Transcribe all of the data exactly. Omit the pictures.

○ ○ ○ ○ ○ ○ ○

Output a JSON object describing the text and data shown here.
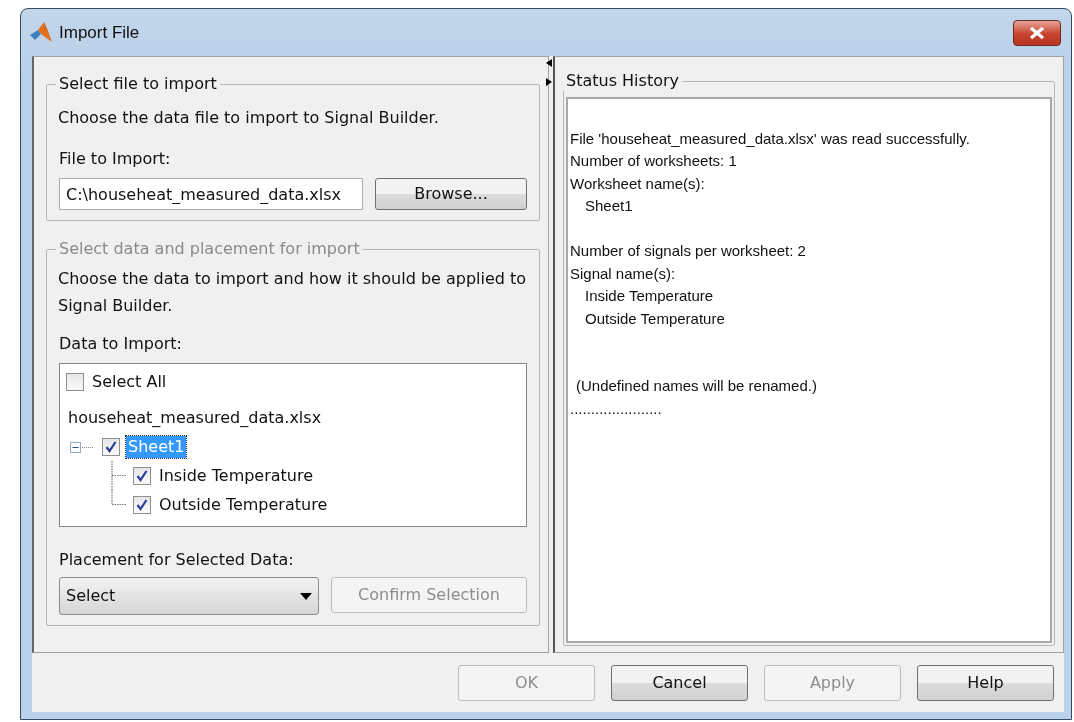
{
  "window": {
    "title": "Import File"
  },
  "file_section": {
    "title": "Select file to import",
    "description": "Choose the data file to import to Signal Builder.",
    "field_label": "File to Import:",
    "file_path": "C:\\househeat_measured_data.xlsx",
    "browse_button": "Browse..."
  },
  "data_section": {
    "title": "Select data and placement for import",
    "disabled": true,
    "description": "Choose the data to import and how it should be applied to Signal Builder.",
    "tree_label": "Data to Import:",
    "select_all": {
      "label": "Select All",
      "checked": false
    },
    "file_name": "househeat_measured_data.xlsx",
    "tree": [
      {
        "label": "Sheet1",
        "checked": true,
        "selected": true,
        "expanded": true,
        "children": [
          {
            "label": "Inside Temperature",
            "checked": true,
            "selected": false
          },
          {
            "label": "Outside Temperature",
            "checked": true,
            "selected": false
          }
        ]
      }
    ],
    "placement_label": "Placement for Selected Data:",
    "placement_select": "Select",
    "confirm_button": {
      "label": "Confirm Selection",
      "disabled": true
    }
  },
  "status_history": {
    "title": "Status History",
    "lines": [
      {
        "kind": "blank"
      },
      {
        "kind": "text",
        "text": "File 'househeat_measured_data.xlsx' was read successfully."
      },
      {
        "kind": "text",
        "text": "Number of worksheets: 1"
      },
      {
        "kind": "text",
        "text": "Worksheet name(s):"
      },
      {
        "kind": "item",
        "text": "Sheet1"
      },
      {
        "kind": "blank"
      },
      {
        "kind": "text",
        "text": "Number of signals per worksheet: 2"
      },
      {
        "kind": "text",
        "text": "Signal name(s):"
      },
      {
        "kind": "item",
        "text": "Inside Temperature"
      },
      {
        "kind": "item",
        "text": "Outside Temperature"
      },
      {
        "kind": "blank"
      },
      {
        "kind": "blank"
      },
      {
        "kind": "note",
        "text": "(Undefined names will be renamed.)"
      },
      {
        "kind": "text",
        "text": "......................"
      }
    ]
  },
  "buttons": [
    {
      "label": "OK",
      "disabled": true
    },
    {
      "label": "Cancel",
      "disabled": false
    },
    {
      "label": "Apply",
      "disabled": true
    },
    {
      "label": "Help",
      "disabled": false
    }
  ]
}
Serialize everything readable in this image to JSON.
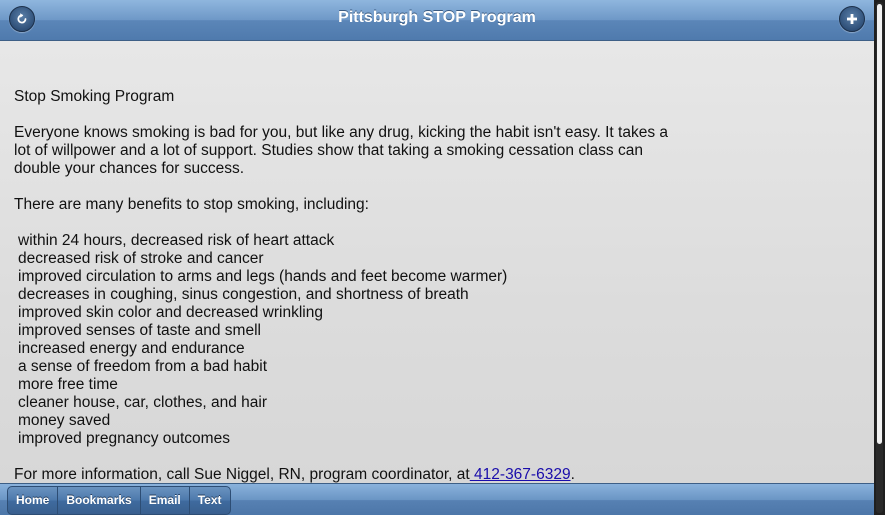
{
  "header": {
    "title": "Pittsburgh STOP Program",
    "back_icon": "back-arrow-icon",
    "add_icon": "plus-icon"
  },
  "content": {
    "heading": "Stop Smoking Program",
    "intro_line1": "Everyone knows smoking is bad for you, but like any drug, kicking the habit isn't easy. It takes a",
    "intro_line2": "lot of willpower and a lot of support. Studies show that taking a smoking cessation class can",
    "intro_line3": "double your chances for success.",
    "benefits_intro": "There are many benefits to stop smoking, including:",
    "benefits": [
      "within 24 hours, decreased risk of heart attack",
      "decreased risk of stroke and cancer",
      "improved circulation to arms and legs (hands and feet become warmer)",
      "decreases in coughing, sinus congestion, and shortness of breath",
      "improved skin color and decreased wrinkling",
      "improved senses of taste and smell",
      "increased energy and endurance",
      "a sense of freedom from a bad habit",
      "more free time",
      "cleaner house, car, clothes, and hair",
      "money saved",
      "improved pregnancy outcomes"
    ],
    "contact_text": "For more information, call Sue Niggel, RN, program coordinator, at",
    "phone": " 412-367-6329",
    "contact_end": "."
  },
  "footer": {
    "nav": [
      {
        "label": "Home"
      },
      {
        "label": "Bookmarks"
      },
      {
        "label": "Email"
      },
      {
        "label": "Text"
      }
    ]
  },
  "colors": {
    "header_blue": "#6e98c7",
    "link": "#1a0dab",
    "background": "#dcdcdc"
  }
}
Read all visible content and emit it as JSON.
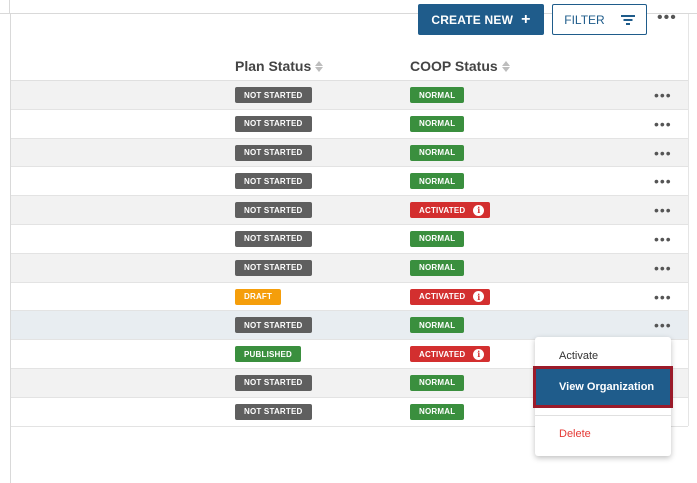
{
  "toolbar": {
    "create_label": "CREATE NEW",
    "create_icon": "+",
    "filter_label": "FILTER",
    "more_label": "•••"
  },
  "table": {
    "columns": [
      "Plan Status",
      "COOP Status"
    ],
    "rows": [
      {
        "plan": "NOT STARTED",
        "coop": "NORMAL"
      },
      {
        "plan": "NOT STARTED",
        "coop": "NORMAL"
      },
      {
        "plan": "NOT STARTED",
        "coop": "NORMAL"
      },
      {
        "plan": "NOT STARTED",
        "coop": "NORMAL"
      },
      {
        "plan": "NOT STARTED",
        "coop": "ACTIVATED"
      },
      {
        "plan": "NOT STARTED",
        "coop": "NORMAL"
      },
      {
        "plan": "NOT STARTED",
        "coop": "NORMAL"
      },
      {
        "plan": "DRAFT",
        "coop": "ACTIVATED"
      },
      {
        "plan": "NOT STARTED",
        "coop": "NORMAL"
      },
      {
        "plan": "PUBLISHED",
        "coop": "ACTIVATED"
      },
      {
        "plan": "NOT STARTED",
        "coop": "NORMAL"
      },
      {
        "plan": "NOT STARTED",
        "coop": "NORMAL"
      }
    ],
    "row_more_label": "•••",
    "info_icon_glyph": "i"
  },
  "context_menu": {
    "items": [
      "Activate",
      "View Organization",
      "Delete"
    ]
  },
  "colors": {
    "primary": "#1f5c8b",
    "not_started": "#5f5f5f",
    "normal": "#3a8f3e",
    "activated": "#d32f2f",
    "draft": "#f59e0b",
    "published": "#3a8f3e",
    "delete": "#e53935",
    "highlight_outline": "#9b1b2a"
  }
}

○ ○ ○ ○ ○ ○ ○

TASK RESPONSE
Output a JSON object describing the text and data shown here.
{
  "window": {
    "title": "Import File"
  },
  "file_section": {
    "title": "Select file to import",
    "description": "Choose the data file to import to Signal Builder.",
    "field_label": "File to Import:",
    "file_path": "C:\\househeat_measured_data.xlsx",
    "browse_button": "Browse..."
  },
  "data_section": {
    "title": "Select data and placement for import",
    "disabled": true,
    "description": "Choose the data to import and how it should be applied to Signal Builder.",
    "tree_label": "Data to Import:",
    "select_all": {
      "label": "Select All",
      "checked": false
    },
    "file_name": "househeat_measured_data.xlsx",
    "tree": [
      {
        "label": "Sheet1",
        "checked": true,
        "selected": true,
        "expanded": true,
        "children": [
          {
            "label": "Inside Temperature",
            "checked": true,
            "selected": false
          },
          {
            "label": "Outside Temperature",
            "checked": true,
            "selected": false
          }
        ]
      }
    ],
    "placement_label": "Placement for Selected Data:",
    "placement_select": "Select",
    "confirm_button": {
      "label": "Confirm Selection",
      "disabled": true
    }
  },
  "status_history": {
    "title": "Status History",
    "lines": [
      {
        "kind": "blank"
      },
      {
        "kind": "text",
        "text": "File 'househeat_measured_data.xlsx' was read successfully."
      },
      {
        "kind": "text",
        "text": "Number of worksheets: 1"
      },
      {
        "kind": "text",
        "text": "Worksheet name(s):"
      },
      {
        "kind": "item",
        "text": "Sheet1"
      },
      {
        "kind": "blank"
      },
      {
        "kind": "text",
        "text": "Number of signals per worksheet: 2"
      },
      {
        "kind": "text",
        "text": "Signal name(s):"
      },
      {
        "kind": "item",
        "text": "Inside Temperature"
      },
      {
        "kind": "item",
        "text": "Outside Temperature"
      },
      {
        "kind": "blank"
      },
      {
        "kind": "blank"
      },
      {
        "kind": "note",
        "text": "(Undefined names will be renamed.)"
      },
      {
        "kind": "text",
        "text": "......................"
      }
    ]
  },
  "buttons": [
    {
      "label": "OK",
      "disabled": true
    },
    {
      "label": "Cancel",
      "disabled": false
    },
    {
      "label": "Apply",
      "disabled": true
    },
    {
      "label": "Help",
      "disabled": false
    }
  ]
}
Serialize everything readable in this image to JSON.
{
  "header": {
    "title": "Pittsburgh STOP Program",
    "back_icon": "back-arrow-icon",
    "add_icon": "plus-icon"
  },
  "content": {
    "heading": "Stop Smoking Program",
    "intro_line1": "Everyone knows smoking is bad for you, but like any drug, kicking the habit isn't easy. It takes a",
    "intro_line2": "lot of willpower and a lot of support. Studies show that taking a smoking cessation class can",
    "intro_line3": "double your chances for success.",
    "benefits_intro": "There are many benefits to stop smoking, including:",
    "benefits": [
      "within 24 hours, decreased risk of heart attack",
      "decreased risk of stroke and cancer",
      "improved circulation to arms and legs (hands and feet become warmer)",
      "decreases in coughing, sinus congestion, and shortness of breath",
      "improved skin color and decreased wrinkling",
      "improved senses of taste and smell",
      "increased energy and endurance",
      "a sense of freedom from a bad habit",
      "more free time",
      "cleaner house, car, clothes, and hair",
      "money saved",
      "improved pregnancy outcomes"
    ],
    "contact_text": "For more information, call Sue Niggel, RN, program coordinator, at",
    "phone": " 412-367-6329",
    "contact_end": "."
  },
  "footer": {
    "nav": [
      {
        "label": "Home"
      },
      {
        "label": "Bookmarks"
      },
      {
        "label": "Email"
      },
      {
        "label": "Text"
      }
    ]
  },
  "colors": {
    "header_blue": "#6e98c7",
    "link": "#1a0dab",
    "background": "#dcdcdc"
  }
}
Read all visible content and emit it as JSON.
{
  "toolbar": {
    "create_label": "CREATE NEW",
    "create_icon": "+",
    "filter_label": "FILTER",
    "more_label": "•••"
  },
  "table": {
    "columns": [
      "Plan Status",
      "COOP Status"
    ],
    "rows": [
      {
        "plan": "NOT STARTED",
        "coop": "NORMAL"
      },
      {
        "plan": "NOT STARTED",
        "coop": "NORMAL"
      },
      {
        "plan": "NOT STARTED",
        "coop": "NORMAL"
      },
      {
        "plan": "NOT STARTED",
        "coop": "NORMAL"
      },
      {
        "plan": "NOT STARTED",
        "coop": "ACTIVATED"
      },
      {
        "plan": "NOT STARTED",
        "coop": "NORMAL"
      },
      {
        "plan": "NOT STARTED",
        "coop": "NORMAL"
      },
      {
        "plan": "DRAFT",
        "coop": "ACTIVATED"
      },
      {
        "plan": "NOT STARTED",
        "coop": "NORMAL"
      },
      {
        "plan": "PUBLISHED",
        "coop": "ACTIVATED"
      },
      {
        "plan": "NOT STARTED",
        "coop": "NORMAL"
      },
      {
        "plan": "NOT STARTED",
        "coop": "NORMAL"
      }
    ],
    "row_more_label": "•••",
    "info_icon_glyph": "i"
  },
  "context_menu": {
    "items": [
      "Activate",
      "View Organization",
      "Delete"
    ]
  },
  "colors": {
    "primary": "#1f5c8b",
    "not_started": "#5f5f5f",
    "normal": "#3a8f3e",
    "activated": "#d32f2f",
    "draft": "#f59e0b",
    "published": "#3a8f3e",
    "delete": "#e53935",
    "highlight_outline": "#9b1b2a"
  }
}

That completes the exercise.